(Extracted data entries)
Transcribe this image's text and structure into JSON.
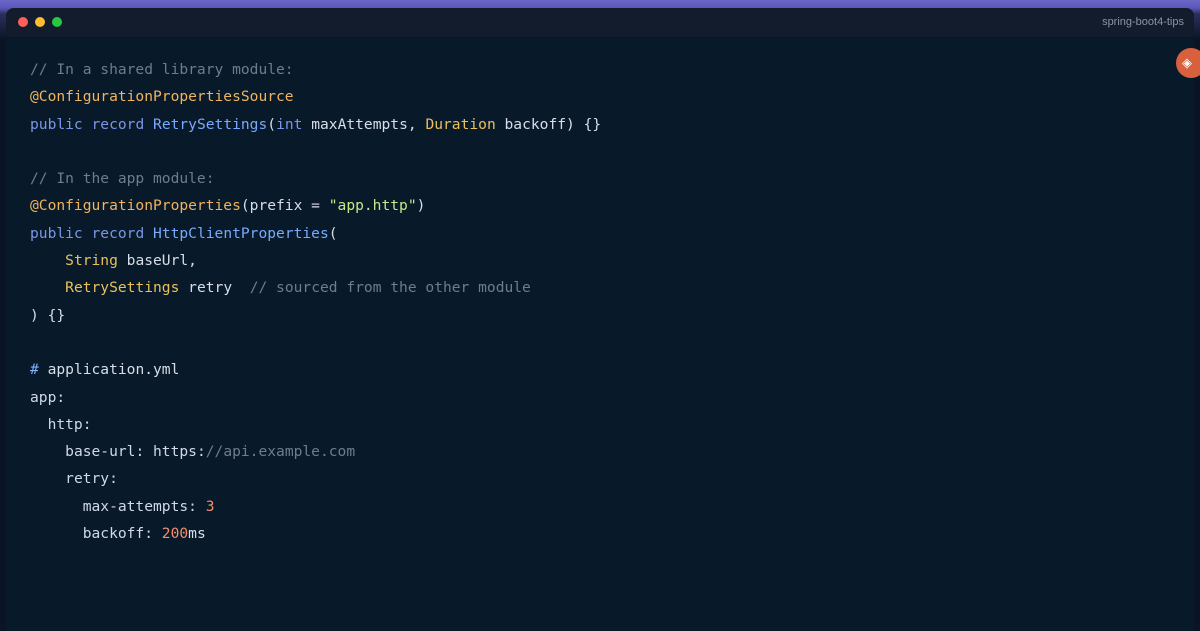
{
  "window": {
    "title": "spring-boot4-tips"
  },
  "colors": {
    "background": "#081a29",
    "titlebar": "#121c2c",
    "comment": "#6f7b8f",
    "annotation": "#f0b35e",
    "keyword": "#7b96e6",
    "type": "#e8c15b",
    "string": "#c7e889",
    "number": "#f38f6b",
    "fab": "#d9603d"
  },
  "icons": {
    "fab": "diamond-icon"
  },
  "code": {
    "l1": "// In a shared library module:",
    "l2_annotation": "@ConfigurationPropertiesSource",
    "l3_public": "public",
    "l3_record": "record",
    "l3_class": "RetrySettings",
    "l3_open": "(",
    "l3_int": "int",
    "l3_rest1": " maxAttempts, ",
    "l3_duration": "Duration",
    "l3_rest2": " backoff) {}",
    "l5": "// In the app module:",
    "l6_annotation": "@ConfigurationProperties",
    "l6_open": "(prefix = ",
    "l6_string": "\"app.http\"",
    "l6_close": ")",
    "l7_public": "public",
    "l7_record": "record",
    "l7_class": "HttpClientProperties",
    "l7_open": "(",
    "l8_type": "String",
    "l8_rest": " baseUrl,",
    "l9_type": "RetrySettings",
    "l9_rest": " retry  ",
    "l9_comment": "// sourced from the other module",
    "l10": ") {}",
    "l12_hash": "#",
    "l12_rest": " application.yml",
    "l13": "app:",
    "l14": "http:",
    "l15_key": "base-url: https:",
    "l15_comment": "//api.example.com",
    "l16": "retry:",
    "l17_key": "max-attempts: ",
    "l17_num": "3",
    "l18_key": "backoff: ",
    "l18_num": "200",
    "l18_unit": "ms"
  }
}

▶ REQUIRED TASK:
All of the entries above should be duplicated exactly, except for the pictures.

▶ THE SOLUTION:
Transcribe this image's text and structure into JSON.
{
  "window": {
    "title": "spring-boot4-tips"
  },
  "colors": {
    "background": "#081a29",
    "titlebar": "#121c2c",
    "comment": "#6f7b8f",
    "annotation": "#f0b35e",
    "keyword": "#7b96e6",
    "type": "#e8c15b",
    "string": "#c7e889",
    "number": "#f38f6b",
    "fab": "#d9603d"
  },
  "icons": {
    "fab": "diamond-icon"
  },
  "code": {
    "l1": "// In a shared library module:",
    "l2_annotation": "@ConfigurationPropertiesSource",
    "l3_public": "public",
    "l3_record": "record",
    "l3_class": "RetrySettings",
    "l3_open": "(",
    "l3_int": "int",
    "l3_rest1": " maxAttempts, ",
    "l3_duration": "Duration",
    "l3_rest2": " backoff) {}",
    "l5": "// In the app module:",
    "l6_annotation": "@ConfigurationProperties",
    "l6_open": "(prefix = ",
    "l6_string": "\"app.http\"",
    "l6_close": ")",
    "l7_public": "public",
    "l7_record": "record",
    "l7_class": "HttpClientProperties",
    "l7_open": "(",
    "l8_type": "String",
    "l8_rest": " baseUrl,",
    "l9_type": "RetrySettings",
    "l9_rest": " retry  ",
    "l9_comment": "// sourced from the other module",
    "l10": ") {}",
    "l12_hash": "#",
    "l12_rest": " application.yml",
    "l13": "app:",
    "l14": "http:",
    "l15_key": "base-url: https:",
    "l15_comment": "//api.example.com",
    "l16": "retry:",
    "l17_key": "max-attempts: ",
    "l17_num": "3",
    "l18_key": "backoff: ",
    "l18_num": "200",
    "l18_unit": "ms"
  }
}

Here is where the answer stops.